> [Your objective]:
Answer these from the forum thread on the CESCP certification below:
(a) On what basis does NEC training count toward CEUs?
(b) Which chapter of NFPA 70E were most of the test questions from?
(c) What share of the month does gtm1977 travel for the electrical contractor?

> [Selected excerpt]:
NEC training counts on a 50% basis, so you could get 32 hours of that which would count for 16 CEUs.
The other thing that helped me out is that I developed a 5-hour 70E-compliance training class and was giving that at the finish of arc flash projects we were involved in, so I was able to use those hours. I do those classes now for a local Electrical Supply house, and they are online, so you might be able to find NFPA 70E compliance classes online that could be used to get you up to the required 40 CEUs.
Good luck in attaining the CESCP. I think it's a real worthy certification and I've focused my career around it.
Peace, run, eat


----------



## Y Alb (Aug 16, 2021)

*WattsUp32482 and *[B]mayanees[/B]*, I'm working o getting those 40 hrs by NFPA and company electrical trainings but I still cant find any sample of the test, just want to familiarize myself and take couple tests to prep well for the exam, any help here please?*


----------



## mayanees (Jan 12, 2009)

Y Alb said:


> *WattsUp32482 and *[B]mayanees[/B]*, I'm working o getting those 40 hrs by NFPA and company electrical trainings but I still cant find any sample of the test, just want to familiarize myself and take couple tests to prep well for the exam, any help here please?*


It's an open book NFPA 70E test, so the only thing you need to study is that document. Most of the questions were from Chapter 1. 
Good luck with it.
John M


----------



## gtm1977 (8 mo ago)

I just passed my CESCP message me for help. BTW I am a Master Electrician not an Engineer.


mayanees said:


> It's an open book NFPA 70E test, so the only thing you need to study is that document. Most of the questions were from Chapter 1.
> Good luck with it.
> John M


----------



## mayanees (Jan 12, 2009)

gtm1977 said:


> I just passed my CESCP message me for help. BTW I am a Master Electrician not an Engineer.


Congrats. I think it's a worthwhile certification if you're in this business. 
What's your use for it? I do 70E training classes so I like having that credential.


----------



## gtm1977 (8 mo ago)

I was looking into teaching 70E along with 70. Ive been doing this long enough and I currently travel 25% of the month for a electrical contractor as their compliance director. I thought the CESCP exam would of had a lot more calculations on it. Wasn't as bad as I was expecting but I guess I am used to taking Master Electrician exams so that probably prepared me a bit at least on the difficulty side of it. Not sure if I wanna be that guy sitting on code panels.


----------

> [Information provided]:
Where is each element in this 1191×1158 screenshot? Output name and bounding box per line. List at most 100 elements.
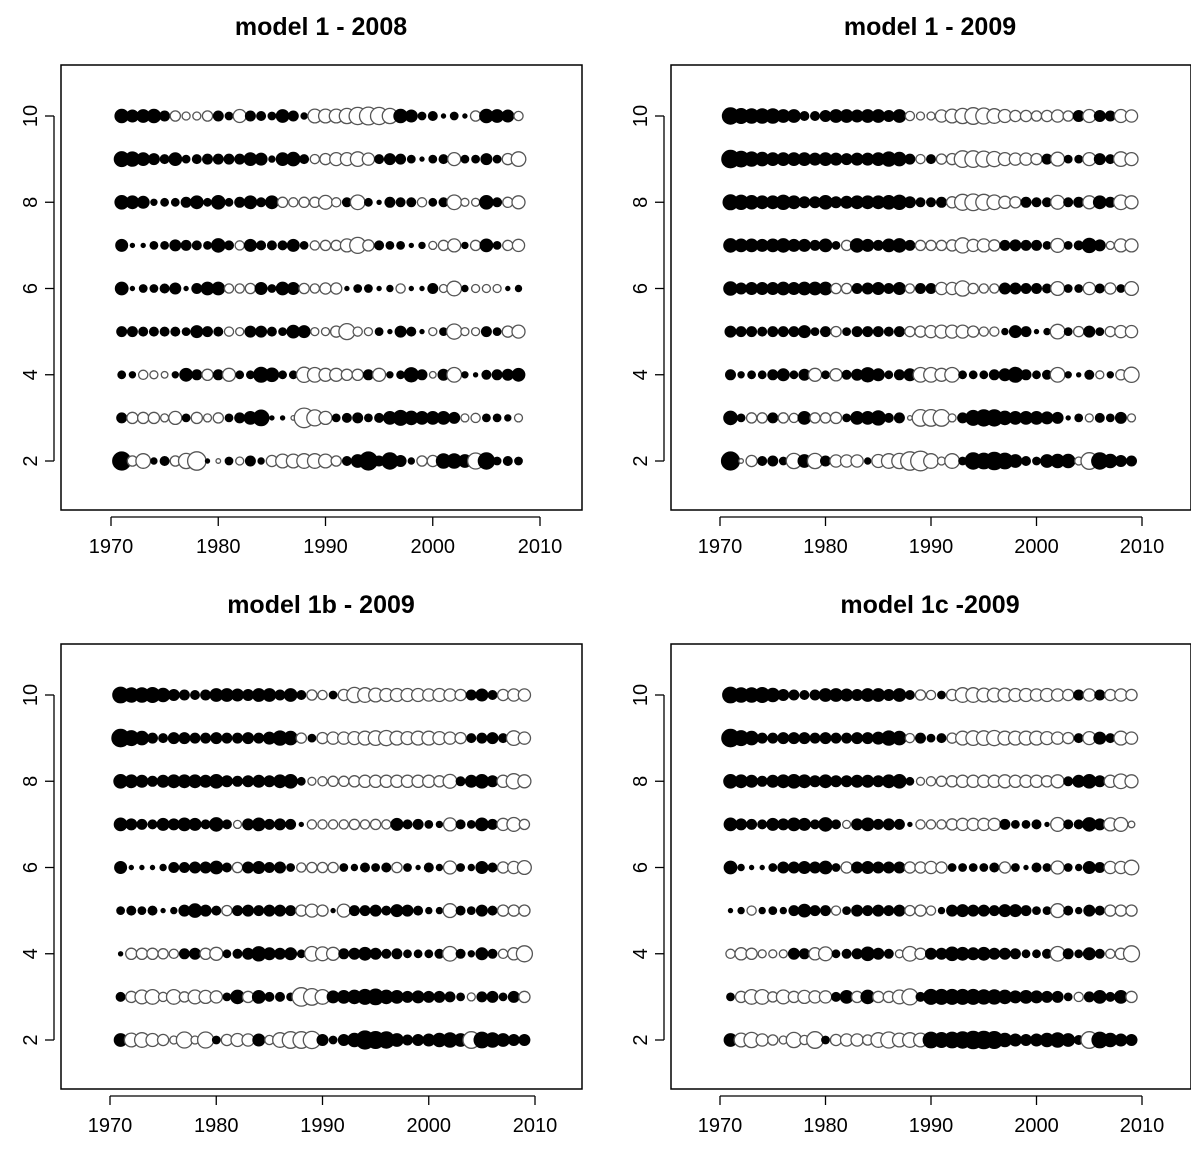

> [Expected answer]:
(a) A 50% basis.
(b) Chapter 1.
(c) 25%.